- **SELECTED TEXT**:
Eric Lindros is the headliner for the Hockey Hall of Fame Class of 2016 after getting passed over for the past six years. He’ll be joined by Sergei Makarov, who played on the Soviet Union’s famous KLM line; Rogie Vachon, the first Detroit Red Wing to make more than $1 million in a year; and the late Pat Quinn, a former coach and defenseman known as “The Big Irishman.”
“I was very fortunate to have coaches, teammates, billets and parents who supported me throughout my career,” said Lindros, 43. “It also takes a lot of luck to get to the NHL.”
— Hockey Hall of Fame (@HockeyHallFame) June 27, 2016
This seems like an appropriate time to recall just how good Lindros was, and how much more he could have accomplished on the ice had his career not been derailed by concussions.
Nicknamed “The Next One” as a junior hockey player, the Canadian center entered the National Hockey League with sky-high expectations. Selected first overall by the Quebec Nordiques in the 1991 draft, he was dealt to the Philadelphia Flyers for an unprecedented package that included Steve Duchesne, Ron Hextall, Kerry Huffman, Mike Ricci, the rights to Peter Forsberg, the Flyers’ first-round picks in 1992 (seventh overall) and 1993, and $15 million.

- **EXTRACTED INFORMATION**:
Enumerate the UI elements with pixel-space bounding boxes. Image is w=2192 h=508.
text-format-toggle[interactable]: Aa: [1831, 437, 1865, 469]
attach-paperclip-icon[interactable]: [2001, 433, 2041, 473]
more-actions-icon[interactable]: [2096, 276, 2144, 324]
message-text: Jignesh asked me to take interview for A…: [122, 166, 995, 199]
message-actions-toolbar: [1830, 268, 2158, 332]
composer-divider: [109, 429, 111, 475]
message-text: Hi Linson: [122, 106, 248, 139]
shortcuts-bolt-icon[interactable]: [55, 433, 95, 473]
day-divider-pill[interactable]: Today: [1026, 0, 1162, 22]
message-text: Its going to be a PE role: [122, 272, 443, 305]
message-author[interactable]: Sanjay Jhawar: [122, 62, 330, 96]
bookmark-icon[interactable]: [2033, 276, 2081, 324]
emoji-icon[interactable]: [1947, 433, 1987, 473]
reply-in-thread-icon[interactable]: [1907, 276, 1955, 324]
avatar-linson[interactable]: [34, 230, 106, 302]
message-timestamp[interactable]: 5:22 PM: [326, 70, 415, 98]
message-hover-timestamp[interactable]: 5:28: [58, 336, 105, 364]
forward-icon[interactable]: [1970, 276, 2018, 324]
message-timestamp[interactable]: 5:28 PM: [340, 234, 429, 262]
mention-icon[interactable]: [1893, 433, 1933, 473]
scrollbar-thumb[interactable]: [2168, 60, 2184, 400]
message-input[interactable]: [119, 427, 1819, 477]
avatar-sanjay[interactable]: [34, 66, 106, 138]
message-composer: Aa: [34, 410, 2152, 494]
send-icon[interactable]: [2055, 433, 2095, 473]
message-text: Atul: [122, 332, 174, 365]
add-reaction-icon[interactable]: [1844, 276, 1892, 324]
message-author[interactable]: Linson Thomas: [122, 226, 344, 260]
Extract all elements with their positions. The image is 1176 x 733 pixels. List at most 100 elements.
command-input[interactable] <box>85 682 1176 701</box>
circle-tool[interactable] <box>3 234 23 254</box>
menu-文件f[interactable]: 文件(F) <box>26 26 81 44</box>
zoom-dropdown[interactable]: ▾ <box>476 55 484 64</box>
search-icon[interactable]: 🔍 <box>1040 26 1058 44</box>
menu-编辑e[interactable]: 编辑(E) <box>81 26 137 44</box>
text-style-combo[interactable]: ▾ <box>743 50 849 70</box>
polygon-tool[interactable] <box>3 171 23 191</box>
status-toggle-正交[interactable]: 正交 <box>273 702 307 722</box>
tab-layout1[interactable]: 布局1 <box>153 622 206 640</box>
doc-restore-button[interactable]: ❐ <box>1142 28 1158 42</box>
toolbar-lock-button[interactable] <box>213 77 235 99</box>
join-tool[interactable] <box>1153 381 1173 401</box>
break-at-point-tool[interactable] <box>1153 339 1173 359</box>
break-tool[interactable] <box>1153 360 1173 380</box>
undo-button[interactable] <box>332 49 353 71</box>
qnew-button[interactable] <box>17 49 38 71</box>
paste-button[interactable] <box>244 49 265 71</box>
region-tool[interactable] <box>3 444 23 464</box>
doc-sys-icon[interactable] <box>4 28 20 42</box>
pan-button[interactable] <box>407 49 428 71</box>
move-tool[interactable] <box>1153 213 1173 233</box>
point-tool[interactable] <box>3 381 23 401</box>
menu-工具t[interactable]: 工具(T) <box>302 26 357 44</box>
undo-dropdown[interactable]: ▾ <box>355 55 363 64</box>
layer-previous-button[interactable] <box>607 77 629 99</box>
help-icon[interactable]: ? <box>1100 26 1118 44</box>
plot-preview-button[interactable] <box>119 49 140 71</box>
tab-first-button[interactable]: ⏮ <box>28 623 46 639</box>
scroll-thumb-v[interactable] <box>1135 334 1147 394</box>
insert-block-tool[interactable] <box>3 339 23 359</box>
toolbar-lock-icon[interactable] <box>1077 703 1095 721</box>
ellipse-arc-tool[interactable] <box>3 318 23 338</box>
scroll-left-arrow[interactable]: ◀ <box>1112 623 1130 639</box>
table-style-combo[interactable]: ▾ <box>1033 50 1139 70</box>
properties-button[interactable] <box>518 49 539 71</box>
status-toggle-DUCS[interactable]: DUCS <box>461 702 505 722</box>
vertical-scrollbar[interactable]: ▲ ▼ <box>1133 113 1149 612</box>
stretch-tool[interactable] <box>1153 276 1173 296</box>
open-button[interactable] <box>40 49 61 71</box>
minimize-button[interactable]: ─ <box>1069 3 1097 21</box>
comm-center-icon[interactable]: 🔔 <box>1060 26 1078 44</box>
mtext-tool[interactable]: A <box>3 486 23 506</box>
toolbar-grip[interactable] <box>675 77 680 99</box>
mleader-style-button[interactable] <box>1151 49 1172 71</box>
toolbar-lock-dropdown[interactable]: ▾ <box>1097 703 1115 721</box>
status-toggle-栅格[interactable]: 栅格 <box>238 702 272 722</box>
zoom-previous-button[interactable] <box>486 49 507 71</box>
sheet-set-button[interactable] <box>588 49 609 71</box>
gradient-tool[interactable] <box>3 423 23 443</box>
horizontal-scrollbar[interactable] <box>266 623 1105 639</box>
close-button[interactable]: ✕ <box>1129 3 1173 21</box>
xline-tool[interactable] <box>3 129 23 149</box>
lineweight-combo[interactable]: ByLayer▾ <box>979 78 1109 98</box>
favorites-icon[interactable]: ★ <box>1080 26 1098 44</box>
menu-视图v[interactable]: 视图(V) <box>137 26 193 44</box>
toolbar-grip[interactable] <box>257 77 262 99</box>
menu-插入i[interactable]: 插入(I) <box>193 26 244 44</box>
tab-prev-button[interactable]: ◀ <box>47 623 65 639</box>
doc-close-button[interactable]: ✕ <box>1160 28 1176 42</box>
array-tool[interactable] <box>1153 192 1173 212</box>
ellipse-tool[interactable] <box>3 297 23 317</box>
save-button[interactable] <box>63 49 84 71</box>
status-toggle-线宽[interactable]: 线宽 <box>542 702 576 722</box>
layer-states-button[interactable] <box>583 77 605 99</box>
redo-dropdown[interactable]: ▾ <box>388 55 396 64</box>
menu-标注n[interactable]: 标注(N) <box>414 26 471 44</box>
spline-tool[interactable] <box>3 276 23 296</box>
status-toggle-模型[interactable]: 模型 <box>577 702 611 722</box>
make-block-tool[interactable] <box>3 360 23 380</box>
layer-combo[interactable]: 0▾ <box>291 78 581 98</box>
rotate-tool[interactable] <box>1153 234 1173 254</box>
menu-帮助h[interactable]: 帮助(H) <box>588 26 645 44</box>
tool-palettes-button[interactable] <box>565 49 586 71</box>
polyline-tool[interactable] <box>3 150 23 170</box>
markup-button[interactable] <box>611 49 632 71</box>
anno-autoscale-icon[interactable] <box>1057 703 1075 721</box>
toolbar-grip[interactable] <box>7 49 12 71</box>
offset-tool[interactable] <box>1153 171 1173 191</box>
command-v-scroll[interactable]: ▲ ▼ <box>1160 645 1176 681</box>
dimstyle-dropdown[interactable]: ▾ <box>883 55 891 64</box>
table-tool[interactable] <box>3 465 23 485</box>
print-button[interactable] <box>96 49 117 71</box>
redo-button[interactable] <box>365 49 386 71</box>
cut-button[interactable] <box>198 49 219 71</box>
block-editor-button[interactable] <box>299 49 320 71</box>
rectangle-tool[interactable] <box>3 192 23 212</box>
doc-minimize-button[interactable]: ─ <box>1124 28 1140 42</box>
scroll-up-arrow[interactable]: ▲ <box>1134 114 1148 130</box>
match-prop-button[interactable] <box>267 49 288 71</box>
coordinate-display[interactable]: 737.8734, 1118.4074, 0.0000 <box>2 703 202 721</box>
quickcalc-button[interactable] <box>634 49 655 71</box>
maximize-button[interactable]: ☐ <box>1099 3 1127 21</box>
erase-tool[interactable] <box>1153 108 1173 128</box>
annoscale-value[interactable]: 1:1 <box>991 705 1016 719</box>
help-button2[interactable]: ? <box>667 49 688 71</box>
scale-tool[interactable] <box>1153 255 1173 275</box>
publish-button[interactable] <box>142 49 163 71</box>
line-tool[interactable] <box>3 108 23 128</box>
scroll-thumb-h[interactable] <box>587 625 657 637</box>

- **CHALLENGES**:
**A.** According to the article on Eric Lindros, which team selected him first overall in the 1991 draft?
**B.** Pick up the article on Eric Lindros after its last sentence and continue writing it.
The records are separate material and are not part of the article on Eric Lindros.

- **ANSWERS FOR THE TASKS**:
**A.** The Quebec Nordiques.

**B.**
The deal was supposed to set up Philadelphia for the next decade.
“Very seldom do you get a chance to trade for this kind of player,” Flyers general manager Russ Farwell said at the time, via the Philadephia Inquirer. “I think the general feeling is that once in every 10 years this kind of guy comes along.”
Lindros lived up to the hype. As a 19-year-old rookie, the 6-foot-4 center notched 41 goals and 34 assists in 61 games played. He was a perennial MVP candidate, and Lindros received a vote for the Hart Memorial Trophy in his rookie season before taking home the award in 1994-95. In 1997, he led the Flyers to the Stanley Cup finals.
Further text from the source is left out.